- WHAT NEEDS TO BE DONE
Collect all lines containing the word "structure" from the data.

- DATA EXCERPTS

— Start —

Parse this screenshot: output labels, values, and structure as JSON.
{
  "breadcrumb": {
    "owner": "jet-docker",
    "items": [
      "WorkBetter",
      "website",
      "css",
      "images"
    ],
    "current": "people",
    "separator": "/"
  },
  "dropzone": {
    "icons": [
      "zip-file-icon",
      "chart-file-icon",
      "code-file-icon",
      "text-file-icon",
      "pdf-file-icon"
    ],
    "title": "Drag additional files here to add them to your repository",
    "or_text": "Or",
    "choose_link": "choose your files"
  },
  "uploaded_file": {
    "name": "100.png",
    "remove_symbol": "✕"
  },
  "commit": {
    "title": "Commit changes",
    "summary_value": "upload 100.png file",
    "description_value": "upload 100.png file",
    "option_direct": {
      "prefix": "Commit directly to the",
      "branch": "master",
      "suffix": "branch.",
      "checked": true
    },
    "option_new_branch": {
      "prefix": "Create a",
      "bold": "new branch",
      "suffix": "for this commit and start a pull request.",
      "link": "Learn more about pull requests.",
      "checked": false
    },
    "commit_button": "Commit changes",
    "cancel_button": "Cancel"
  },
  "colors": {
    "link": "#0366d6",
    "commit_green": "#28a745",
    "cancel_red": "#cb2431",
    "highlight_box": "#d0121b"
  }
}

— End —
— Start —

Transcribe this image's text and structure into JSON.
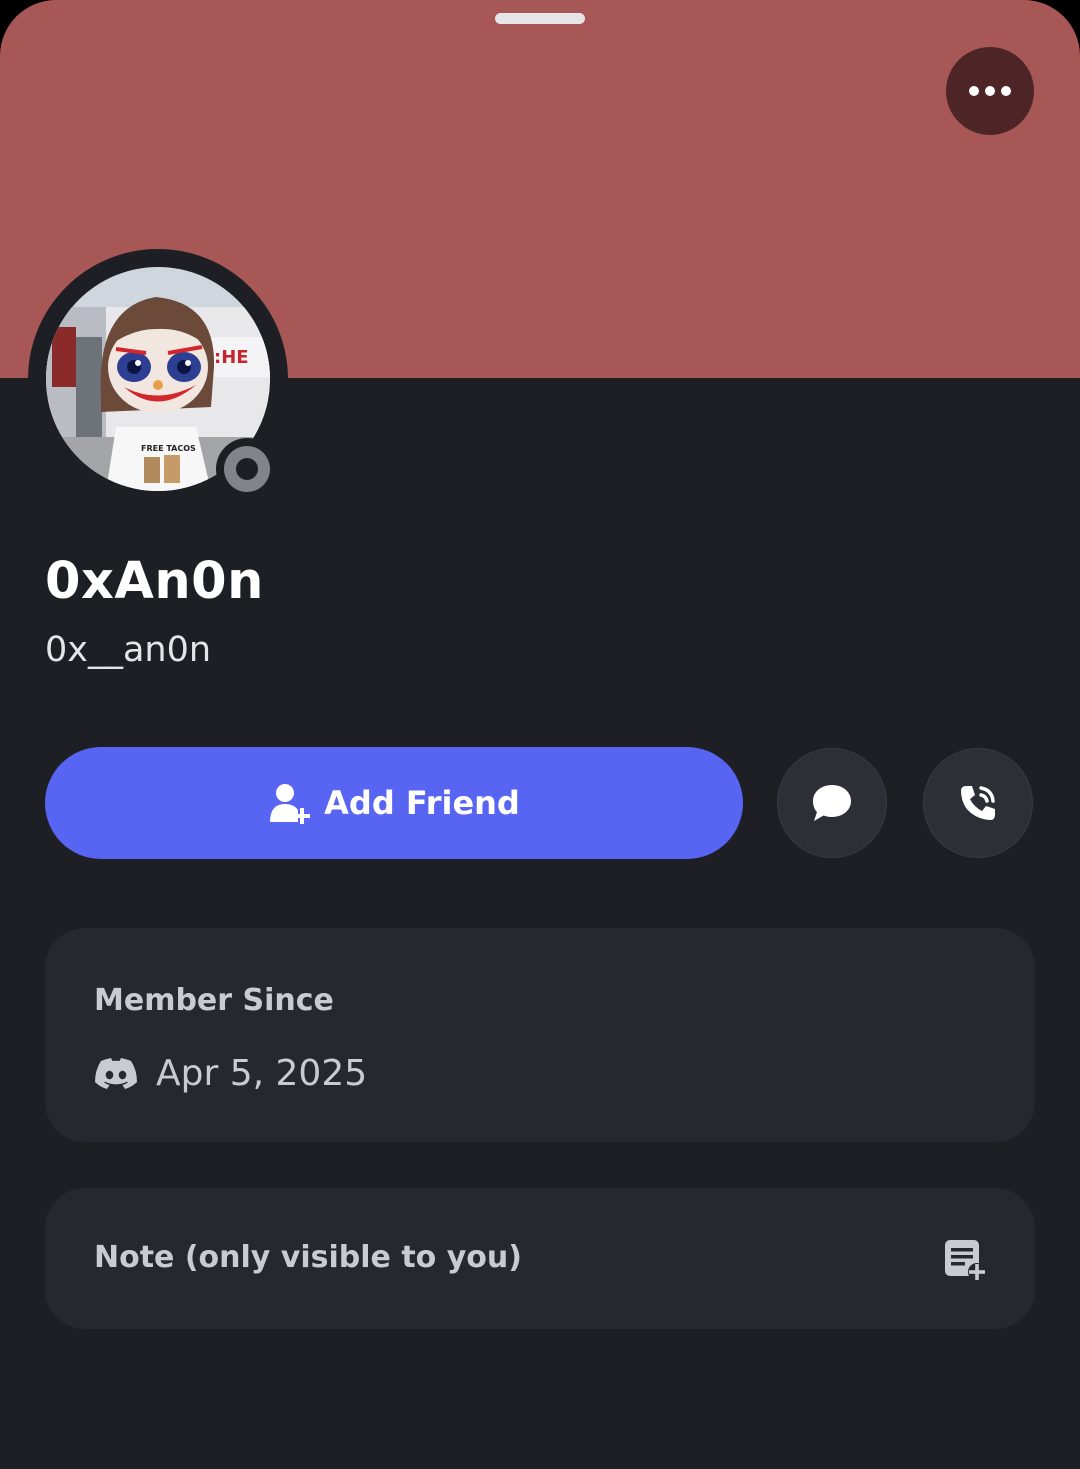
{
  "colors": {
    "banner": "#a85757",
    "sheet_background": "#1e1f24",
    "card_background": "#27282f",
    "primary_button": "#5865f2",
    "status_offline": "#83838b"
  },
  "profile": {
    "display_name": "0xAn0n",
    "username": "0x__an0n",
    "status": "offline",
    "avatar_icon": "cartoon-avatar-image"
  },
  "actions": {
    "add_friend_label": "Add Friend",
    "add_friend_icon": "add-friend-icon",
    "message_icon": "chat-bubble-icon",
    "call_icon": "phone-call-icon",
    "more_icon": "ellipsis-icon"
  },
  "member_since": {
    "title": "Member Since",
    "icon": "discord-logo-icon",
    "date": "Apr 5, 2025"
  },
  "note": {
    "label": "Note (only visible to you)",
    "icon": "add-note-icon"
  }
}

— End —

- THE ANSWER
Parse this screenshot: output labels, values, and structure as JSON.
Transcribe this image's text and structure into JSON.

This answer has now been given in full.